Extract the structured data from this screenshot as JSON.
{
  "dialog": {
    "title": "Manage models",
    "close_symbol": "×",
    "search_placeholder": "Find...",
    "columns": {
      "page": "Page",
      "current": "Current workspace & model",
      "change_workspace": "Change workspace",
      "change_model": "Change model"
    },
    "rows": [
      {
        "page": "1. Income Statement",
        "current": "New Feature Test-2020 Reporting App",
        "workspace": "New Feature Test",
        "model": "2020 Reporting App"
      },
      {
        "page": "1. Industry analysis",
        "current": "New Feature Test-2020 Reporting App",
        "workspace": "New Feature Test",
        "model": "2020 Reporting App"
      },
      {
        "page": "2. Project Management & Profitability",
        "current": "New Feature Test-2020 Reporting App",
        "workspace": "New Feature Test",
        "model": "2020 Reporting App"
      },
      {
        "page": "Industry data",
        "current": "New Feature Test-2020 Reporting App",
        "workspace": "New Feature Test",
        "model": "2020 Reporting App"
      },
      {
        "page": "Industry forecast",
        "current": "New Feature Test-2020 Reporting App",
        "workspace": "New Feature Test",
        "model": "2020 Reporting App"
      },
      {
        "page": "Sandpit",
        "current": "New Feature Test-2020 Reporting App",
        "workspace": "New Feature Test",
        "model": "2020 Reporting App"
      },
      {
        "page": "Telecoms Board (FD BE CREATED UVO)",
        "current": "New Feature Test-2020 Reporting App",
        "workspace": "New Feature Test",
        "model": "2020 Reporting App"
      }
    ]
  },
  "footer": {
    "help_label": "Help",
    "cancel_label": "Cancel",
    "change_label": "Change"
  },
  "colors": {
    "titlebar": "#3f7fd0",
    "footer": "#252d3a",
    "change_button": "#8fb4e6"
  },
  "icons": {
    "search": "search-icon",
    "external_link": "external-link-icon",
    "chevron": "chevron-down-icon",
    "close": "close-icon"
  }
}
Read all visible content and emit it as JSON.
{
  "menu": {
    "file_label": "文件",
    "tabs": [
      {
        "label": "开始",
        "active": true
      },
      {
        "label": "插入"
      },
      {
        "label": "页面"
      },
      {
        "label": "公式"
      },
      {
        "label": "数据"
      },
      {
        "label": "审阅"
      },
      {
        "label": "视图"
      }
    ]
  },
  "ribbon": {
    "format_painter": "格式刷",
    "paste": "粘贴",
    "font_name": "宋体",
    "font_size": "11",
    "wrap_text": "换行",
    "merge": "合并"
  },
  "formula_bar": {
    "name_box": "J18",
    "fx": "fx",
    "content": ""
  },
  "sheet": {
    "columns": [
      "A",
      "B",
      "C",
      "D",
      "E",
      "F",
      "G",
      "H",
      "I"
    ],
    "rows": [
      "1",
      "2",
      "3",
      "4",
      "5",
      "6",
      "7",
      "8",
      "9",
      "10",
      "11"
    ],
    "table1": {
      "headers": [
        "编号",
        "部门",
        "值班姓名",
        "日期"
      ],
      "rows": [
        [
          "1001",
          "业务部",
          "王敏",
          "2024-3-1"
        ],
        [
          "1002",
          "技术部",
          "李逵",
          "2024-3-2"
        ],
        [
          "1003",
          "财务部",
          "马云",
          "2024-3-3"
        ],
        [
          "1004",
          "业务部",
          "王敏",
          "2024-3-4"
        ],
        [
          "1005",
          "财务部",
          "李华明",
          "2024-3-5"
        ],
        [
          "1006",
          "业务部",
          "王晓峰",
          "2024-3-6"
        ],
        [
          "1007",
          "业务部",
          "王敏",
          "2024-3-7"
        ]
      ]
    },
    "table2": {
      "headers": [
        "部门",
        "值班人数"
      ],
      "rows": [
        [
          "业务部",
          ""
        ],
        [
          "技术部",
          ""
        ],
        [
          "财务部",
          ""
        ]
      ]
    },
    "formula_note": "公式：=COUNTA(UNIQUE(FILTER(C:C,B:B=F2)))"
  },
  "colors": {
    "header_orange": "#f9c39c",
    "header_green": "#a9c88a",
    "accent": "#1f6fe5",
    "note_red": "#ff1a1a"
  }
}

____

- _STATED EXERCISE_: Output the full listing without altering anything.

- _EXERCISE OUTPUT_:
Extract the structured data from this screenshot as JSON.
{
  "dialog": {
    "title": "Manage models",
    "close_symbol": "×",
    "search_placeholder": "Find...",
    "columns": {
      "page": "Page",
      "current": "Current workspace & model",
      "change_workspace": "Change workspace",
      "change_model": "Change model"
    },
    "rows": [
      {
        "page": "1. Income Statement",
        "current": "New Feature Test-2020 Reporting App",
        "workspace": "New Feature Test",
        "model": "2020 Reporting App"
      },
      {
        "page": "1. Industry analysis",
        "current": "New Feature Test-2020 Reporting App",
        "workspace": "New Feature Test",
        "model": "2020 Reporting App"
      },
      {
        "page": "2. Project Management & Profitability",
        "current": "New Feature Test-2020 Reporting App",
        "workspace": "New Feature Test",
        "model": "2020 Reporting App"
      },
      {
        "page": "Industry data",
        "current": "New Feature Test-2020 Reporting App",
        "workspace": "New Feature Test",
        "model": "2020 Reporting App"
      },
      {
        "page": "Industry forecast",
        "current": "New Feature Test-2020 Reporting App",
        "workspace": "New Feature Test",
        "model": "2020 Reporting App"
      },
      {
        "page": "Sandpit",
        "current": "New Feature Test-2020 Reporting App",
        "workspace": "New Feature Test",
        "model": "2020 Reporting App"
      },
      {
        "page": "Telecoms Board (FD BE CREATED UVO)",
        "current": "New Feature Test-2020 Reporting App",
        "workspace": "New Feature Test",
        "model": "2020 Reporting App"
      }
    ]
  },
  "footer": {
    "help_label": "Help",
    "cancel_label": "Cancel",
    "change_label": "Change"
  },
  "colors": {
    "titlebar": "#3f7fd0",
    "footer": "#252d3a",
    "change_button": "#8fb4e6"
  },
  "icons": {
    "search": "search-icon",
    "external_link": "external-link-icon",
    "chevron": "chevron-down-icon",
    "close": "close-icon"
  }
}
Read all visible content and emit it as JSON.
{
  "menu": {
    "file_label": "文件",
    "tabs": [
      {
        "label": "开始",
        "active": true
      },
      {
        "label": "插入"
      },
      {
        "label": "页面"
      },
      {
        "label": "公式"
      },
      {
        "label": "数据"
      },
      {
        "label": "审阅"
      },
      {
        "label": "视图"
      }
    ]
  },
  "ribbon": {
    "format_painter": "格式刷",
    "paste": "粘贴",
    "font_name": "宋体",
    "font_size": "11",
    "wrap_text": "换行",
    "merge": "合并"
  },
  "formula_bar": {
    "name_box": "J18",
    "fx": "fx",
    "content": ""
  },
  "sheet": {
    "columns": [
      "A",
      "B",
      "C",
      "D",
      "E",
      "F",
      "G",
      "H",
      "I"
    ],
    "rows": [
      "1",
      "2",
      "3",
      "4",
      "5",
      "6",
      "7",
      "8",
      "9",
      "10",
      "11"
    ],
    "table1": {
      "headers": [
        "编号",
        "部门",
        "值班姓名",
        "日期"
      ],
      "rows": [
        [
          "1001",
          "业务部",
          "王敏",
          "2024-3-1"
        ],
        [
          "1002",
          "技术部",
          "李逵",
          "2024-3-2"
        ],
        [
          "1003",
          "财务部",
          "马云",
          "2024-3-3"
        ],
        [
          "1004",
          "业务部",
          "王敏",
          "2024-3-4"
        ],
        [
          "1005",
          "财务部",
          "李华明",
          "2024-3-5"
        ],
        [
          "1006",
          "业务部",
          "王晓峰",
          "2024-3-6"
        ],
        [
          "1007",
          "业务部",
          "王敏",
          "2024-3-7"
        ]
      ]
    },
    "table2": {
      "headers": [
        "部门",
        "值班人数"
      ],
      "rows": [
        [
          "业务部",
          ""
        ],
        [
          "技术部",
          ""
        ],
        [
          "财务部",
          ""
        ]
      ]
    },
    "formula_note": "公式：=COUNTA(UNIQUE(FILTER(C:C,B:B=F2)))"
  },
  "colors": {
    "header_orange": "#f9c39c",
    "header_green": "#a9c88a",
    "accent": "#1f6fe5",
    "note_red": "#ff1a1a"
  }
}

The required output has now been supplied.